Goal of the exercise:
Please render the entries from the line with "node-chip-table-node[interactable]: Table node" up to and including the line with "column-io-type-1: 1 input" as a Markdown table with columns named Row and Line. Give each line its own numbered row and leave out blank lines.

[Annotated element listings]

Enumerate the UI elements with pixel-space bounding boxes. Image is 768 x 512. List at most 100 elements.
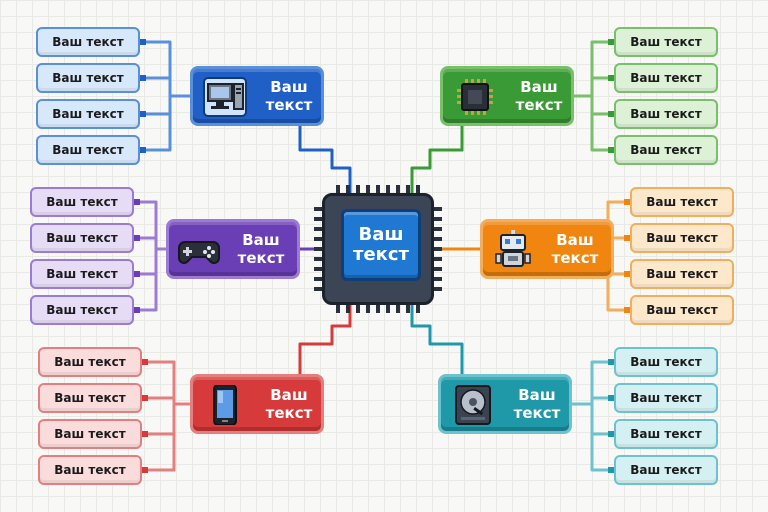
wire-dot-processor-1 <box>608 39 614 45</box>
chip-pin <box>416 304 420 313</box>
wire-phone-2 <box>142 396 176 404</box>
branch-robot-label: Ваш текст <box>551 231 599 267</box>
chip-pin <box>396 185 400 194</box>
leaf-robot-2[interactable]: Ваш текст <box>630 223 734 253</box>
leaf-smartphone-1[interactable]: Ваш текст <box>38 347 142 377</box>
leaf-processor-4[interactable]: Ваш текст <box>614 135 718 165</box>
wire-dot-computer-4 <box>140 147 146 153</box>
wire-dot-processor-4 <box>608 147 614 153</box>
chip-pin <box>314 257 323 261</box>
chip-pin <box>396 304 400 313</box>
robot-icon <box>495 230 531 267</box>
wire-harddrive-1 <box>590 360 614 404</box>
leaf-computer-2[interactable]: Ваш текст <box>36 63 140 93</box>
leaf-gamepad-3[interactable]: Ваш текст <box>30 259 134 289</box>
leaf-hard-drive-1[interactable]: Ваш текст <box>614 347 718 377</box>
leaf-computer-4[interactable]: Ваш текст <box>36 135 140 165</box>
chip-pin <box>433 227 442 231</box>
chip-pin <box>314 227 323 231</box>
branch-smartphone-label: Ваш текст <box>265 386 313 422</box>
wire-dot-harddrive-3 <box>608 431 614 437</box>
leaf-processor-3[interactable]: Ваш текст <box>614 99 718 129</box>
branch-processor-label: Ваш текст <box>515 78 563 114</box>
leaf-smartphone-2[interactable]: Ваш текст <box>38 383 142 413</box>
branch-computer[interactable]: Ваш текст <box>190 66 324 126</box>
chip-pin <box>346 185 350 194</box>
leaf-gamepad-1[interactable]: Ваш текст <box>30 187 134 217</box>
gamepad-icon <box>178 241 220 264</box>
wire-dot-computer-2 <box>140 75 146 81</box>
wire-dot-processor-2 <box>608 75 614 81</box>
trunk-phone <box>298 305 352 374</box>
wire-dot-robot-3 <box>624 271 630 277</box>
smartphone-icon <box>213 385 237 425</box>
leaf-computer-3[interactable]: Ваш текст <box>36 99 140 129</box>
leaf-processor-1[interactable]: Ваш текст <box>614 27 718 57</box>
central-node-label-line1: Ваш <box>358 224 404 245</box>
leaf-gamepad-2[interactable]: Ваш текст <box>30 223 134 253</box>
chip-pin <box>314 277 323 281</box>
wire-harddrive-3 <box>590 404 614 436</box>
branch-smartphone[interactable]: Ваш текст <box>190 374 324 434</box>
leaf-robot-3[interactable]: Ваш текст <box>630 259 734 289</box>
wire-phone-4 <box>142 404 176 472</box>
leaf-processor-2[interactable]: Ваш текст <box>614 63 718 93</box>
chip-pin <box>433 237 442 241</box>
chip-pin <box>433 257 442 261</box>
wire-dot-robot-1 <box>624 199 630 205</box>
wire-computer-2 <box>140 76 172 96</box>
chip-pin <box>314 287 323 291</box>
wire-dot-phone-3 <box>142 431 148 437</box>
wire-phone-3 <box>142 404 176 436</box>
wire-computer-1 <box>140 40 172 96</box>
wire-gamepad-4 <box>134 249 158 312</box>
wire-processor-1 <box>590 40 614 96</box>
chip-pin <box>336 185 340 194</box>
branch-hard-drive[interactable]: Ваш текст <box>438 374 572 434</box>
branch-gamepad[interactable]: Ваш текст <box>166 219 300 279</box>
leaf-smartphone-4[interactable]: Ваш текст <box>38 455 142 485</box>
chip-pin <box>433 267 442 271</box>
chip-pin <box>314 237 323 241</box>
chip-pin <box>376 185 380 194</box>
central-node-label-line2: текст <box>353 244 409 265</box>
hard-drive-icon <box>455 385 491 425</box>
desktop-computer-icon <box>203 77 247 117</box>
leaf-computer-1[interactable]: Ваш текст <box>36 27 140 57</box>
branch-hard-drive-label: Ваш текст <box>513 386 561 422</box>
wire-dot-phone-4 <box>142 467 148 473</box>
leaf-smartphone-3[interactable]: Ваш текст <box>38 419 142 449</box>
wire-dot-harddrive-4 <box>608 467 614 473</box>
branch-processor[interactable]: Ваш текст <box>440 66 574 126</box>
trunk-processor <box>410 126 464 193</box>
wire-processor-2 <box>590 76 614 96</box>
chip-pin <box>314 247 323 251</box>
leaf-robot-4[interactable]: Ваш текст <box>630 295 734 325</box>
leaf-hard-drive-3[interactable]: Ваш текст <box>614 419 718 449</box>
leaf-hard-drive-2[interactable]: Ваш текст <box>614 383 718 413</box>
chip-pin <box>366 304 370 313</box>
wire-dot-robot-2 <box>624 235 630 241</box>
chip-pin <box>433 287 442 291</box>
leaf-gamepad-4[interactable]: Ваш текст <box>30 295 134 325</box>
wire-harddrive-2 <box>590 396 614 404</box>
chip-pin <box>356 185 360 194</box>
chip-pin <box>346 304 350 313</box>
chip-pin <box>433 207 442 211</box>
branch-robot[interactable]: Ваш текст <box>480 219 614 279</box>
wire-dot-computer-1 <box>140 39 146 45</box>
leaf-robot-1[interactable]: Ваш текст <box>630 187 734 217</box>
leaf-hard-drive-4[interactable]: Ваш текст <box>614 455 718 485</box>
wire-gamepad-3 <box>134 249 158 276</box>
chip-pin <box>366 185 370 194</box>
central-node[interactable]: Ваш текст <box>341 209 421 281</box>
branch-gamepad-label: Ваш текст <box>237 231 285 267</box>
chip-pin <box>386 304 390 313</box>
wire-dot-harddrive-2 <box>608 395 614 401</box>
chip-pin <box>356 304 360 313</box>
wire-dot-gamepad-3 <box>134 271 140 277</box>
wire-dot-robot-4 <box>624 307 630 313</box>
wire-harddrive-4 <box>590 404 614 472</box>
wire-computer-4 <box>140 96 172 152</box>
chip-pin <box>314 267 323 271</box>
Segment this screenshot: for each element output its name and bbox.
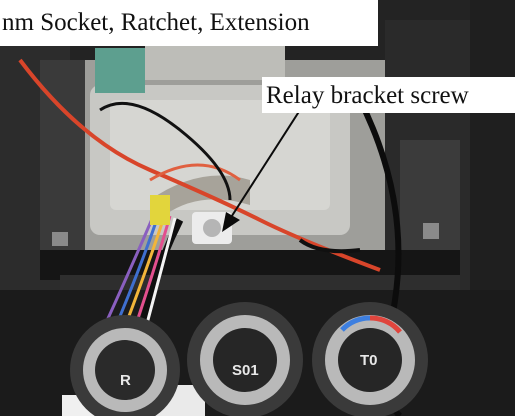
right-clip (423, 223, 439, 239)
climate-knob-center (187, 302, 303, 416)
callout-arrow (227, 109, 301, 223)
green-tape (95, 48, 145, 93)
insulation-sleeve (150, 175, 250, 215)
knob-label-center: S01 (232, 362, 259, 379)
callout-arrowhead (222, 212, 240, 232)
knob-label-left: R (120, 372, 131, 389)
knob-label-right: T0 (360, 352, 378, 369)
red-wire (18, 58, 381, 272)
left-clip (52, 232, 68, 246)
tools-caption: nm Socket, Ratchet, Extension (0, 0, 378, 46)
climate-knob-left (70, 315, 180, 416)
yellow-connector (150, 195, 170, 225)
climate-knob-right (312, 302, 428, 416)
relay-screw-callout: Relay bracket screw (262, 77, 515, 113)
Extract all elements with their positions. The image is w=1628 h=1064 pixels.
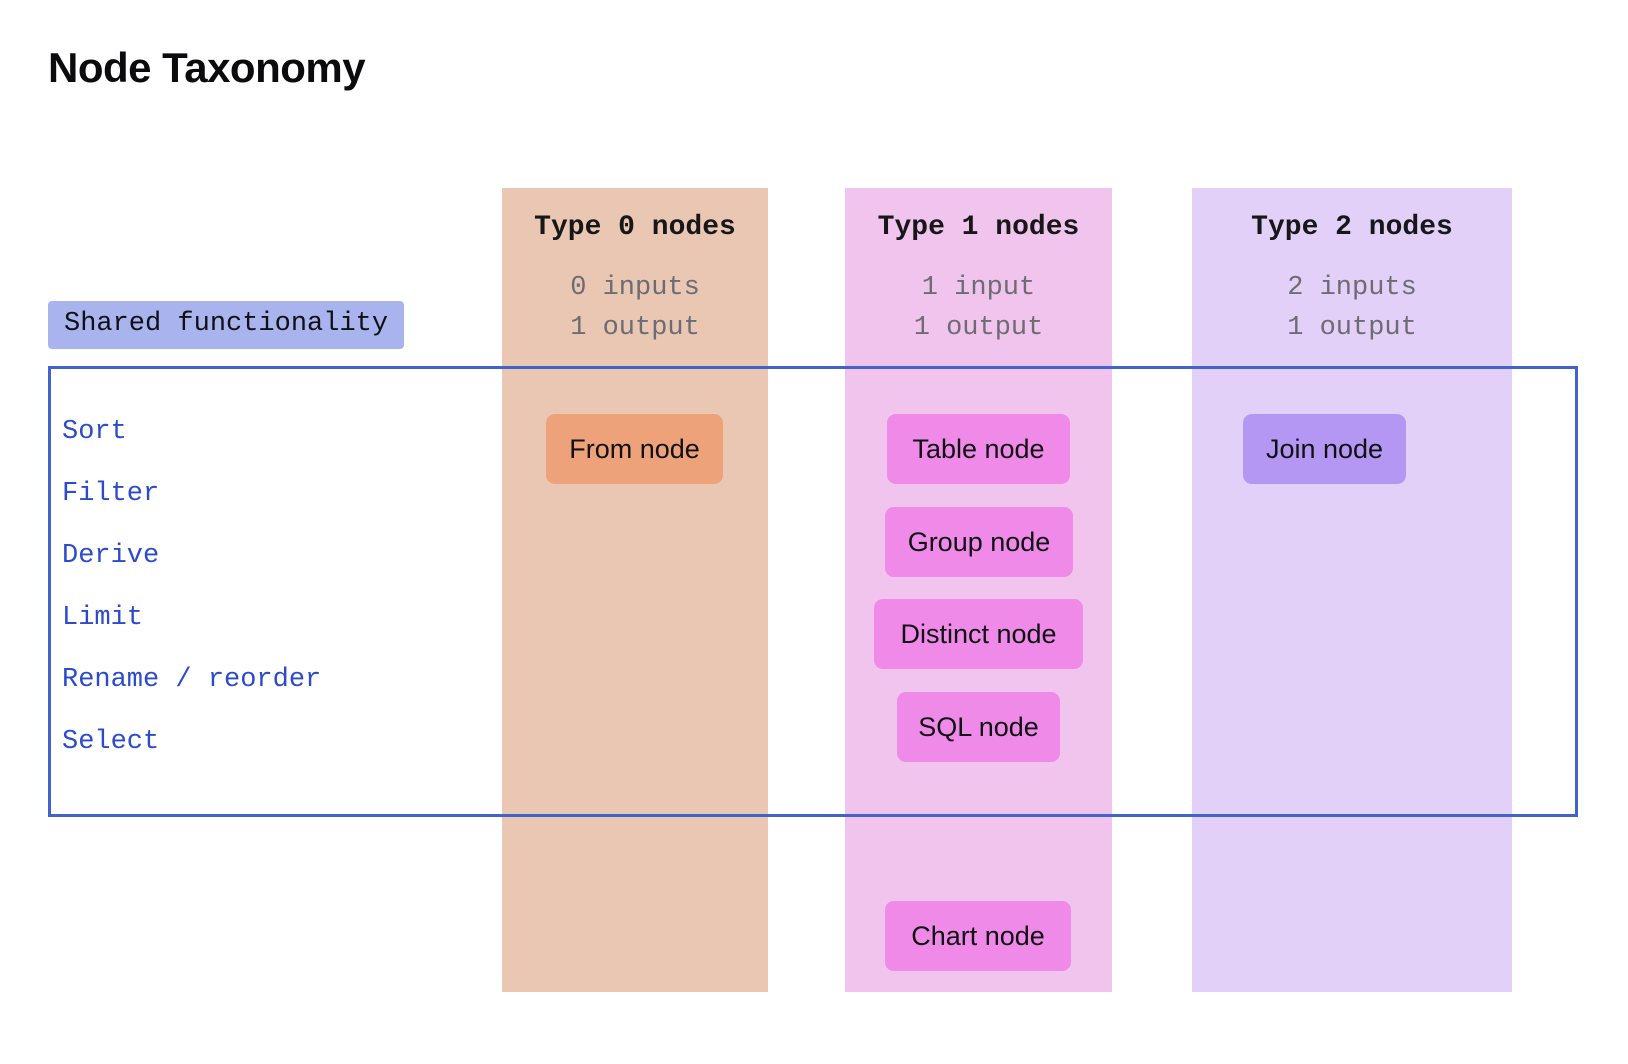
node-chip-table-node[interactable]: Table node <box>887 414 1070 484</box>
column-type-0: Type 0 nodes 0 inputs 1 output <box>502 188 768 992</box>
column-type-2: Type 2 nodes 2 inputs 1 output <box>1192 188 1512 992</box>
column-inputs-type-1: 1 input <box>921 273 1036 303</box>
shared-item-derive: Derive <box>62 541 160 571</box>
shared-item-select: Select <box>62 727 160 757</box>
shared-item-rename-reorder: Rename / reorder <box>62 665 322 695</box>
node-chip-sql-node[interactable]: SQL node <box>897 692 1060 762</box>
shared-functionality-badge: Shared functionality <box>48 301 405 349</box>
column-inputs-type-0: 0 inputs <box>570 273 700 303</box>
node-chip-join-node[interactable]: Join node <box>1243 414 1406 484</box>
shared-functionality-list: Sort Filter Derive Limit Rename / reorde… <box>62 412 482 784</box>
shared-item-filter: Filter <box>62 479 160 509</box>
column-outputs-type-1: 1 output <box>913 313 1044 343</box>
shared-item-limit: Limit <box>62 603 144 633</box>
column-io-type-1: 1 input 1 output <box>845 268 1112 348</box>
column-io-type-2: 2 inputs 1 output <box>1192 268 1512 348</box>
node-chip-from-node[interactable]: From node <box>546 414 723 484</box>
column-outputs-type-0: 1 output <box>570 313 700 343</box>
column-outputs-type-2: 1 output <box>1287 313 1417 343</box>
node-chip-chart-node[interactable]: Chart node <box>885 901 1071 971</box>
column-header-type-2: Type 2 nodes <box>1251 212 1453 243</box>
column-inputs-type-2: 2 inputs <box>1287 273 1417 303</box>
page-title: Node Taxonomy <box>48 44 366 91</box>
column-header-type-0: Type 0 nodes <box>534 212 736 243</box>
column-header-type-1: Type 1 nodes <box>877 212 1080 243</box>
shared-item-sort: Sort <box>62 417 127 447</box>
node-chip-group-node[interactable]: Group node <box>885 507 1073 577</box>
node-chip-distinct-node[interactable]: Distinct node <box>874 599 1083 669</box>
column-type-1: Type 1 nodes 1 input 1 output <box>845 188 1112 992</box>
column-io-type-0: 0 inputs 1 output <box>502 268 768 348</box>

Exercise answer:
| Row | Line |
|---|---|
| 1 | node-chip-table-node[interactable]: Table node <box>887 414 1070 484</box> |
| 2 | column-type-0: Type 0 nodes 0 inputs 1 output <box>502 188 768 992</box> |
| 3 | column-type-2: Type 2 nodes 2 inputs 1 output <box>1192 188 1512 992</box> |
| 4 | column-inputs-type-1: 1 input <box>921 273 1036 303</box> |
| 5 | shared-item-derive: Derive <box>62 541 160 571</box> |
| 6 | shared-item-select: Select <box>62 727 160 757</box> |
| 7 | shared-item-rename-reorder: Rename / reorder <box>62 665 322 695</box> |
| 8 | node-chip-sql-node[interactable]: SQL node <box>897 692 1060 762</box> |
| 9 | shared-functionality-badge: Shared functionality <box>48 301 405 349</box> |
| 10 | column-inputs-type-0: 0 inputs <box>570 273 700 303</box> |
| 11 | node-chip-join-node[interactable]: Join node <box>1243 414 1406 484</box> |
| 12 | shared-functionality-list: Sort Filter Derive Limit Rename / reorde… <box>62 412 482 784</box> |
| 13 | shared-item-filter: Filter <box>62 479 160 509</box> |
| 14 | column-outputs-type-1: 1 output <box>913 313 1044 343</box> |
| 15 | shared-item-limit: Limit <box>62 603 144 633</box> |
| 16 | column-io-type-1: 1 input 1 output <box>845 268 1112 348</box> |